- **TASK BRIEF**
Please use the inflation model excerpt below to explain, in one to three sentences, why adding the periodic term to θ(φ) does not spoil agreement with large-scale observations.

- **EXCERPTED TEXT**

The authors propose an inflationary scenario in which the inflaton field is coupled derivatively to the Einstein tensor through a function θ(φ) that contains both a constant term and a small sinusoidal modulation, θ(φ)=m+w sin(nφ) Θ(φ_s−φ) Θ(φ−φ_e). The constant part reproduces the standard non‑minimal derivative coupling (NMDC) model on large scales, while the periodic part is confined to a short interval of the inflaton trajectory (φ_e<φ<φ_s) and induces a tiny oscillation in the scalar sound speed c_s.

On CMB scales (≈50 e‑folds before the end of inflation) the model yields a scalar spectral index n_s≈0.9758 and a tensor‑to‑scalar ratio r≈0.03, both well within the latest Planck‑ACT‑LiteBIRD‑BICEP/Keck 2018 constraints. The small periodic term does not affect the background dynamics appreciably, preserving the agreement with large‑scale observations.

- **RECORDED DATA**
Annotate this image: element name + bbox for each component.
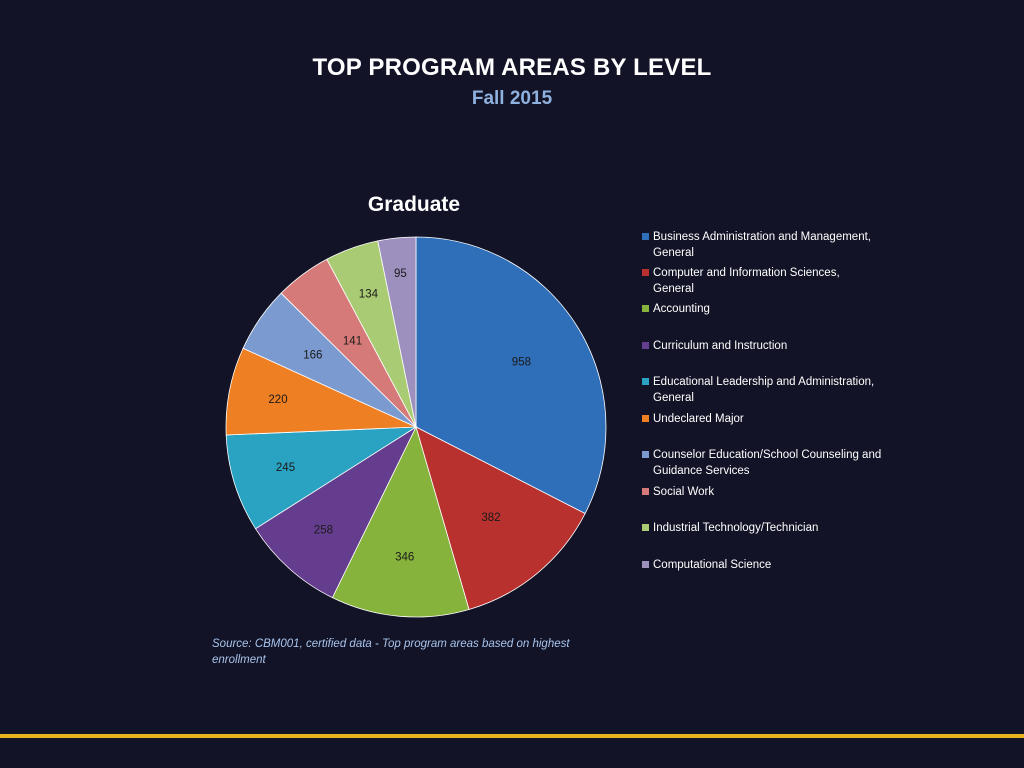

- **IN RESPONSE**
The constant part m of θ(φ) reproduces the standard non-minimal derivative coupling model on large scales. The periodic term is confined to a short interval of the inflaton trajectory (φ_e<φ<φ_s). Because this small term does not appreciably affect the background dynamics, the agreement with large-scale observations is preserved.